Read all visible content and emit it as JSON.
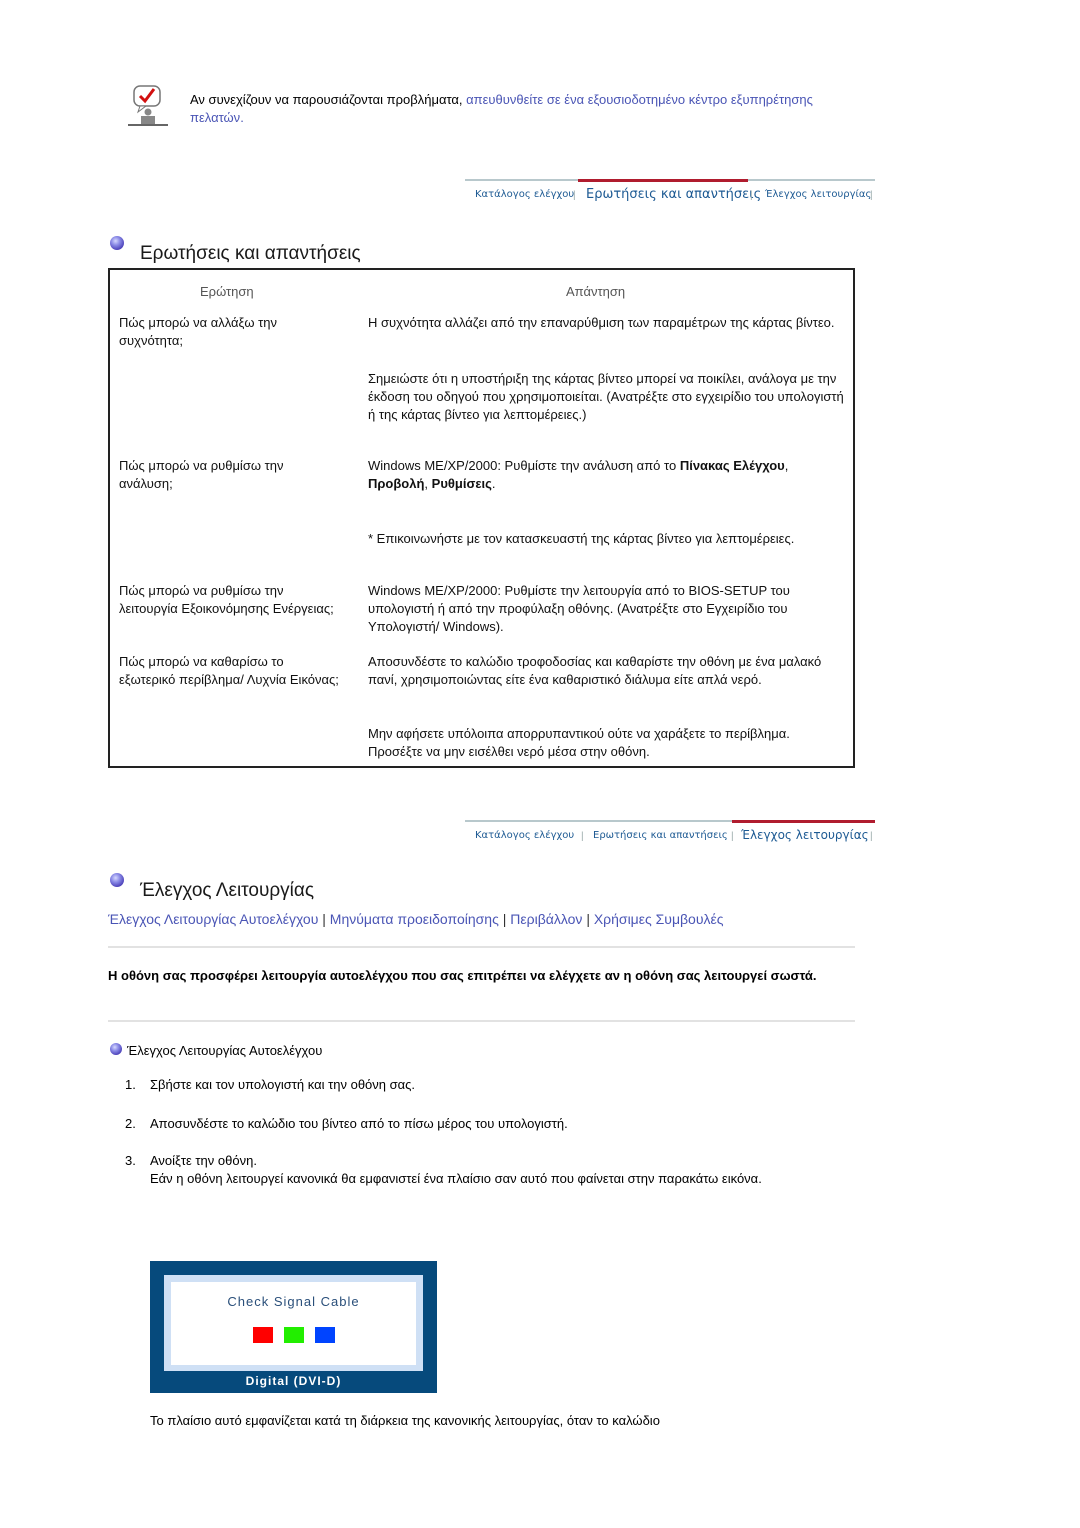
{
  "note": {
    "icon": "checklist-person-icon",
    "text_plain": "Αν συνεχίζουν να παρουσιάζονται προβλήματα, ",
    "text_link": "απευθυνθείτε σε ένα εξουσιοδοτημένο κέντρο εξυπηρέτησης πελατών",
    "text_end": "."
  },
  "tabbar1": {
    "tabs": [
      {
        "label": "Κατάλογος ελέγχου",
        "active": false
      },
      {
        "label": "Ερωτήσεις και απαντήσεις",
        "active": true
      },
      {
        "label": "Έλεγχος λειτουργίας",
        "active": false
      }
    ],
    "accent_color": "#b01c2e"
  },
  "qa_section": {
    "title": "Ερωτήσεις και απαντήσεις",
    "headers": {
      "question": "Ερώτηση",
      "answer": "Απάντηση"
    },
    "rows": [
      {
        "question": "Πώς μπορώ να αλλάξω την συχνότητα;",
        "answers": [
          "Η συχνότητα αλλάζει από την επαναρύθμιση των παραμέτρων της κάρτας βίντεο.",
          "Σημειώστε ότι η υποστήριξη της κάρτας βίντεο μπορεί να ποικίλει, ανάλογα με την έκδοση του οδηγού που χρησιμοποιείται. (Ανατρέξτε στο εγχειρίδιο του υπολογιστή ή της κάρτας βίντεο για λεπτομέρειες.)"
        ]
      },
      {
        "question": "Πώς μπορώ να ρυθμίσω την ανάλυση;",
        "answer_prefix": "Windows ME/XP/2000: Ρυθμίστε την ανάλυση από το ",
        "answer_bold1": "Πίνακας Ελέγχου",
        "answer_sep1": ", ",
        "answer_bold2": "Προβολή",
        "answer_sep2": ", ",
        "answer_bold3": "Ρυθμίσεις",
        "answer_end": ".",
        "answer_note": "* Επικοινωνήστε με τον κατασκευαστή της κάρτας βίντεο για λεπτομέρειες."
      },
      {
        "question": "Πώς μπορώ να ρυθμίσω την λειτουργία Εξοικονόμησης Ενέργειας;",
        "answers": [
          "Windows ME/XP/2000: Ρυθμίστε την λειτουργία από το BIOS-SETUP του υπολογιστή ή από την προφύλαξη οθόνης. (Ανατρέξτε στο Εγχειρίδιο του Υπολογιστή/ Windows)."
        ]
      },
      {
        "question": "Πώς μπορώ να καθαρίσω το εξωτερικό περίβλημα/ Λυχνία Εικόνας;",
        "answers": [
          "Αποσυνδέστε το καλώδιο τροφοδοσίας και καθαρίστε την οθόνη με ένα μαλακό πανί, χρησιμοποιώντας είτε ένα καθαριστικό διάλυμα είτε απλά νερό.",
          "Μην αφήσετε υπόλοιπα απορρυπαντικού ούτε να χαράξετε το περίβλημα. Προσέξτε να μην εισέλθει νερό μέσα στην οθόνη."
        ]
      }
    ]
  },
  "tabbar2": {
    "tabs": [
      {
        "label": "Κατάλογος ελέγχου",
        "active": false
      },
      {
        "label": "Ερωτήσεις και απαντήσεις",
        "active": false
      },
      {
        "label": "Έλεγχος λειτουργίας",
        "active": true
      }
    ]
  },
  "func_section": {
    "title": "Έλεγχος Λειτουργίας",
    "links": [
      "Έλεγχος Λειτουργίας Αυτοελέγχου",
      "Μηνύματα προειδοποίησης",
      "Περιβάλλον",
      "Χρήσιμες Συμβουλές"
    ],
    "link_separator": "|",
    "intro": "Η οθόνη σας προσφέρει λειτουργία αυτοελέγχου που σας επιτρέπει να ελέγχετε αν η οθόνη σας λειτουργεί σωστά.",
    "subtitle": "Έλεγχος Λειτουργίας Αυτοελέγχου",
    "steps": [
      {
        "num": "1.",
        "text": "Σβήστε και τον υπολογιστή και την οθόνη σας."
      },
      {
        "num": "2.",
        "text": "Αποσυνδέστε το καλώδιο του βίντεο από το πίσω μέρος του υπολογιστή."
      },
      {
        "num": "3.",
        "text": "Ανοίξτε την οθόνη.",
        "detail": "Εάν η οθόνη λειτουργεί κανονικά θα εμφανιστεί ένα πλαίσιο σαν αυτό που φαίνεται στην παρακάτω εικόνα."
      }
    ],
    "monitor_dialog": {
      "message": "Check Signal Cable",
      "footer": "Digital (DVI-D)",
      "squares": [
        "#ff0000",
        "#22ee00",
        "#0044ff"
      ],
      "frame_color": "#064a7c"
    },
    "trailing_text": "Το πλαίσιο αυτό εμφανίζεται κατά τη διάρκεια της κανονικής λειτουργίας, όταν το καλώδιο"
  }
}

######

# Your objective
Report the count of lines in the entries that contain the string "μπορώ", and nothing besides it.

# The output
4